- Task description:
Return the listing below word for word.

- Collected data entries:
-=-=-=-=-
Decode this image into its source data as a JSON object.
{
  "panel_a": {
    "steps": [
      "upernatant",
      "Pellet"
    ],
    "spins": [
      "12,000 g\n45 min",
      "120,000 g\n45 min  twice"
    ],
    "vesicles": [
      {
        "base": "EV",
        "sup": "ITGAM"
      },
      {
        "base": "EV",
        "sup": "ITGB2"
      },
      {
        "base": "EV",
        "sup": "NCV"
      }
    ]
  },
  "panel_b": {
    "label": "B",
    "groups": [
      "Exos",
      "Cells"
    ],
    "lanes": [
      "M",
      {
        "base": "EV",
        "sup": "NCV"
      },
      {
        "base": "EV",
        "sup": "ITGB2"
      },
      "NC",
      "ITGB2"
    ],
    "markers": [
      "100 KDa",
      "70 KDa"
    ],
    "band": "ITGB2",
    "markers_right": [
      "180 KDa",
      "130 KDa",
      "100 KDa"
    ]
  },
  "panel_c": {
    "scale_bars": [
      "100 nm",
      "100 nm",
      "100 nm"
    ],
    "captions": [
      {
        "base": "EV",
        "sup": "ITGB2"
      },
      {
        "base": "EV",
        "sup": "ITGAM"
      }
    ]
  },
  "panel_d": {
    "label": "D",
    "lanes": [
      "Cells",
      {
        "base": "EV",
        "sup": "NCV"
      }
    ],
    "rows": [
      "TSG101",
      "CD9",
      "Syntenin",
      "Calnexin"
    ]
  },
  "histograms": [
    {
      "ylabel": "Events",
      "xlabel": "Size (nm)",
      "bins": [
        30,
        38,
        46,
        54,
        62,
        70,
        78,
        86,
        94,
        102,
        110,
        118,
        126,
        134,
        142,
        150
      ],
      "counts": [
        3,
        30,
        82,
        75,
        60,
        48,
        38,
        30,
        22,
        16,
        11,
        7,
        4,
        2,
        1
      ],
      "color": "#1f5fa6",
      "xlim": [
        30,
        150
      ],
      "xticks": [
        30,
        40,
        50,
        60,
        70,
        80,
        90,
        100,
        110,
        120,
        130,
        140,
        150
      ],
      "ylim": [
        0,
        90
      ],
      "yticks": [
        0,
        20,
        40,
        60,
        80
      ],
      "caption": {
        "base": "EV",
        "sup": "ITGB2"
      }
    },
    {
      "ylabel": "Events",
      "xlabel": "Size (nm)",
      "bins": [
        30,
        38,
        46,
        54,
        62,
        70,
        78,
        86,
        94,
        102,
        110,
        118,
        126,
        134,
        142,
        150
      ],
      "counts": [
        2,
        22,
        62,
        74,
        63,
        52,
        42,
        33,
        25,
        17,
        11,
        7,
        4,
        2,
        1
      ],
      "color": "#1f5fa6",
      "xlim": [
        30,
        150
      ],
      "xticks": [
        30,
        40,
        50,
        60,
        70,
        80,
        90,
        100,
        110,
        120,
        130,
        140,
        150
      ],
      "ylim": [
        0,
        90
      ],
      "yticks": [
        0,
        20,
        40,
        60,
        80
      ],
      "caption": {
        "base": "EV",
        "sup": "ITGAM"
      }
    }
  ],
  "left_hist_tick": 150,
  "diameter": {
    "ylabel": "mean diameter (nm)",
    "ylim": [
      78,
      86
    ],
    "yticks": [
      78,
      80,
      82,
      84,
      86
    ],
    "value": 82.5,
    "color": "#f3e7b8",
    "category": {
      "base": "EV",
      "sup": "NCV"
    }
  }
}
-=-=-=-=-
- Answer in full:
Decode this image into its source data as a JSON object.
{
  "panel_a": {
    "steps": [
      "upernatant",
      "Pellet"
    ],
    "spins": [
      "12,000 g\n45 min",
      "120,000 g\n45 min  twice"
    ],
    "vesicles": [
      {
        "base": "EV",
        "sup": "ITGAM"
      },
      {
        "base": "EV",
        "sup": "ITGB2"
      },
      {
        "base": "EV",
        "sup": "NCV"
      }
    ]
  },
  "panel_b": {
    "label": "B",
    "groups": [
      "Exos",
      "Cells"
    ],
    "lanes": [
      "M",
      {
        "base": "EV",
        "sup": "NCV"
      },
      {
        "base": "EV",
        "sup": "ITGB2"
      },
      "NC",
      "ITGB2"
    ],
    "markers": [
      "100 KDa",
      "70 KDa"
    ],
    "band": "ITGB2",
    "markers_right": [
      "180 KDa",
      "130 KDa",
      "100 KDa"
    ]
  },
  "panel_c": {
    "scale_bars": [
      "100 nm",
      "100 nm",
      "100 nm"
    ],
    "captions": [
      {
        "base": "EV",
        "sup": "ITGB2"
      },
      {
        "base": "EV",
        "sup": "ITGAM"
      }
    ]
  },
  "panel_d": {
    "label": "D",
    "lanes": [
      "Cells",
      {
        "base": "EV",
        "sup": "NCV"
      }
    ],
    "rows": [
      "TSG101",
      "CD9",
      "Syntenin",
      "Calnexin"
    ]
  },
  "histograms": [
    {
      "ylabel": "Events",
      "xlabel": "Size (nm)",
      "bins": [
        30,
        38,
        46,
        54,
        62,
        70,
        78,
        86,
        94,
        102,
        110,
        118,
        126,
        134,
        142,
        150
      ],
      "counts": [
        3,
        30,
        82,
        75,
        60,
        48,
        38,
        30,
        22,
        16,
        11,
        7,
        4,
        2,
        1
      ],
      "color": "#1f5fa6",
      "xlim": [
        30,
        150
      ],
      "xticks": [
        30,
        40,
        50,
        60,
        70,
        80,
        90,
        100,
        110,
        120,
        130,
        140,
        150
      ],
      "ylim": [
        0,
        90
      ],
      "yticks": [
        0,
        20,
        40,
        60,
        80
      ],
      "caption": {
        "base": "EV",
        "sup": "ITGB2"
      }
    },
    {
      "ylabel": "Events",
      "xlabel": "Size (nm)",
      "bins": [
        30,
        38,
        46,
        54,
        62,
        70,
        78,
        86,
        94,
        102,
        110,
        118,
        126,
        134,
        142,
        150
      ],
      "counts": [
        2,
        22,
        62,
        74,
        63,
        52,
        42,
        33,
        25,
        17,
        11,
        7,
        4,
        2,
        1
      ],
      "color": "#1f5fa6",
      "xlim": [
        30,
        150
      ],
      "xticks": [
        30,
        40,
        50,
        60,
        70,
        80,
        90,
        100,
        110,
        120,
        130,
        140,
        150
      ],
      "ylim": [
        0,
        90
      ],
      "yticks": [
        0,
        20,
        40,
        60,
        80
      ],
      "caption": {
        "base": "EV",
        "sup": "ITGAM"
      }
    }
  ],
  "left_hist_tick": 150,
  "diameter": {
    "ylabel": "mean diameter (nm)",
    "ylim": [
      78,
      86
    ],
    "yticks": [
      78,
      80,
      82,
      84,
      86
    ],
    "value": 82.5,
    "color": "#f3e7b8",
    "category": {
      "base": "EV",
      "sup": "NCV"
    }
  }
}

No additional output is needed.